(Objective): Comb through the entries for "icon" and pull out each line that holds it.

(Records to process):
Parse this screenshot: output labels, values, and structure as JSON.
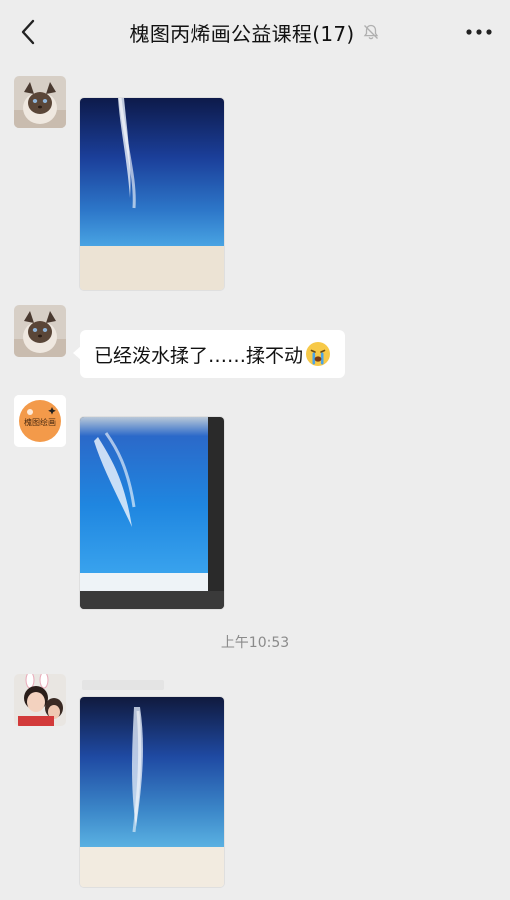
{
  "header": {
    "title": "槐图丙烯画公益课程(17)",
    "back_icon": "chevron-left-icon",
    "mute_icon": "bell-muted-icon",
    "more_icon": "more-dots-icon"
  },
  "messages": [
    {
      "type": "image",
      "sender_avatar": "cat-avatar",
      "content": "painting of blue ocean with white waterspout"
    },
    {
      "type": "text",
      "sender_avatar": "cat-avatar",
      "text": "已经泼水揉了……揉不动",
      "emoji": "crying-face-icon"
    },
    {
      "type": "image",
      "sender_avatar": "orange-logo-avatar",
      "avatar_text": "槐图绘画",
      "content": "painting of bright blue ocean with waterspout"
    },
    {
      "type": "timestamp",
      "text": "上午10:53"
    },
    {
      "type": "image",
      "sender_avatar": "bunny-ears-avatar",
      "content": "painting of deep blue ocean with waterspout"
    }
  ],
  "colors": {
    "background": "#ededed",
    "bubble": "#ffffff",
    "timestamp": "#8a8a8a",
    "avatar_orange": "#f39a4a"
  }
}
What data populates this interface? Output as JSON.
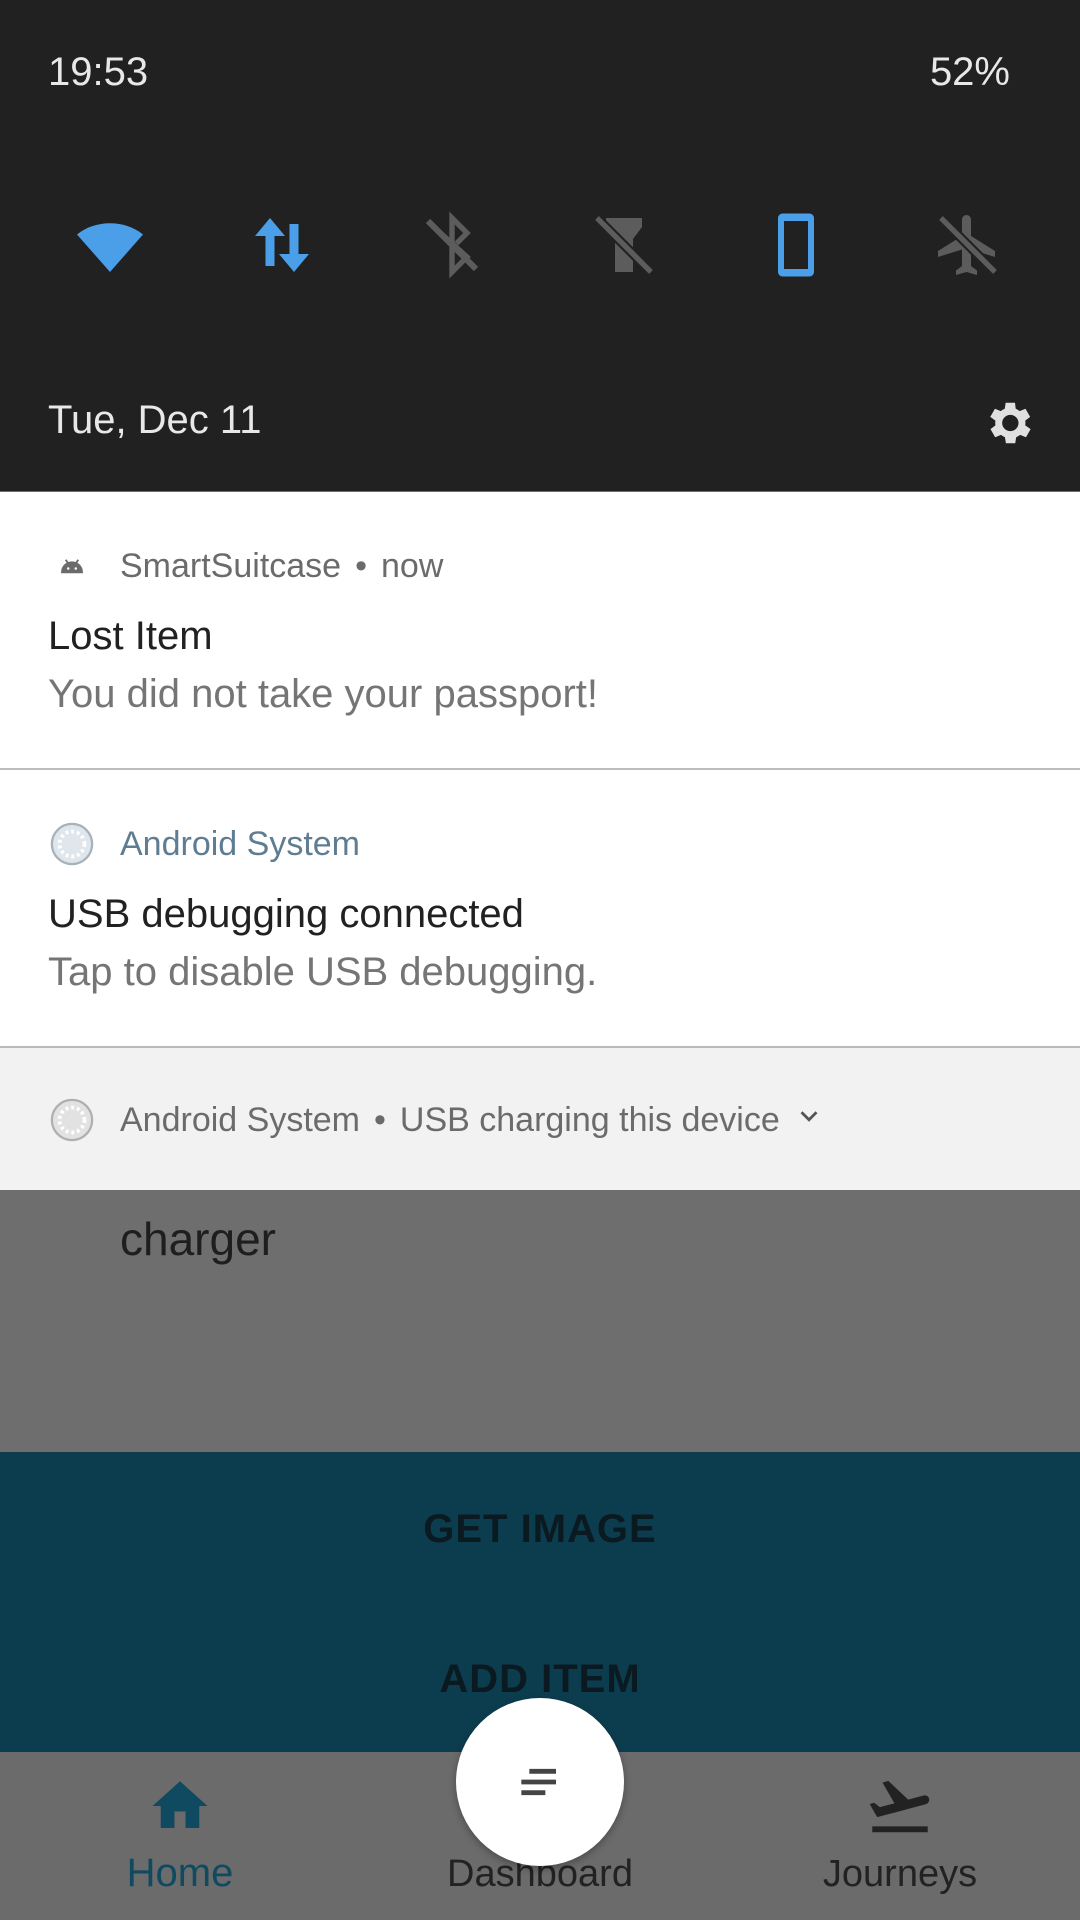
{
  "status_bar": {
    "time": "19:53",
    "battery": "52%"
  },
  "quick_settings": {
    "tiles": [
      {
        "name": "wifi",
        "icon": "wifi-icon",
        "state": "on"
      },
      {
        "name": "mobile-data",
        "icon": "data-arrows-icon",
        "state": "on"
      },
      {
        "name": "bluetooth",
        "icon": "bluetooth-off-icon",
        "state": "off"
      },
      {
        "name": "flashlight",
        "icon": "flashlight-off-icon",
        "state": "off"
      },
      {
        "name": "auto-rotate",
        "icon": "phone-portrait-icon",
        "state": "on"
      },
      {
        "name": "airplane-mode",
        "icon": "airplane-off-icon",
        "state": "off"
      }
    ],
    "date": "Tue, Dec 11",
    "accent": "#4a90e2"
  },
  "notifications": [
    {
      "app": "SmartSuitcase",
      "time": "now",
      "title": "Lost Item",
      "text": "You did not take your passport!"
    },
    {
      "app": "Android System",
      "title": "USB debugging connected",
      "text": "Tap to disable USB debugging."
    },
    {
      "app": "Android System",
      "summary": "USB charging this device"
    }
  ],
  "app": {
    "list_item": "charger",
    "get_image_label": "GET IMAGE",
    "add_item_label": "ADD ITEM",
    "nav": {
      "home": "Home",
      "dashboard": "Dashboard",
      "journeys": "Journeys"
    },
    "colors": {
      "action_bar": "#0c3d4f",
      "nav_active": "#0f4a60"
    }
  }
}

(Task solution):
    "back_icon": "chevron-left-icon",
    "mute_icon": "bell-muted-icon",
    "more_icon": "more-dots-icon"
      "emoji": "crying-face-icon"
        "icon": "wifi-icon",
        "icon": "data-arrows-icon",
        "icon": "bluetooth-off-icon",
        "icon": "flashlight-off-icon",
        "icon": "phone-portrait-icon",
        "icon": "airplane-off-icon",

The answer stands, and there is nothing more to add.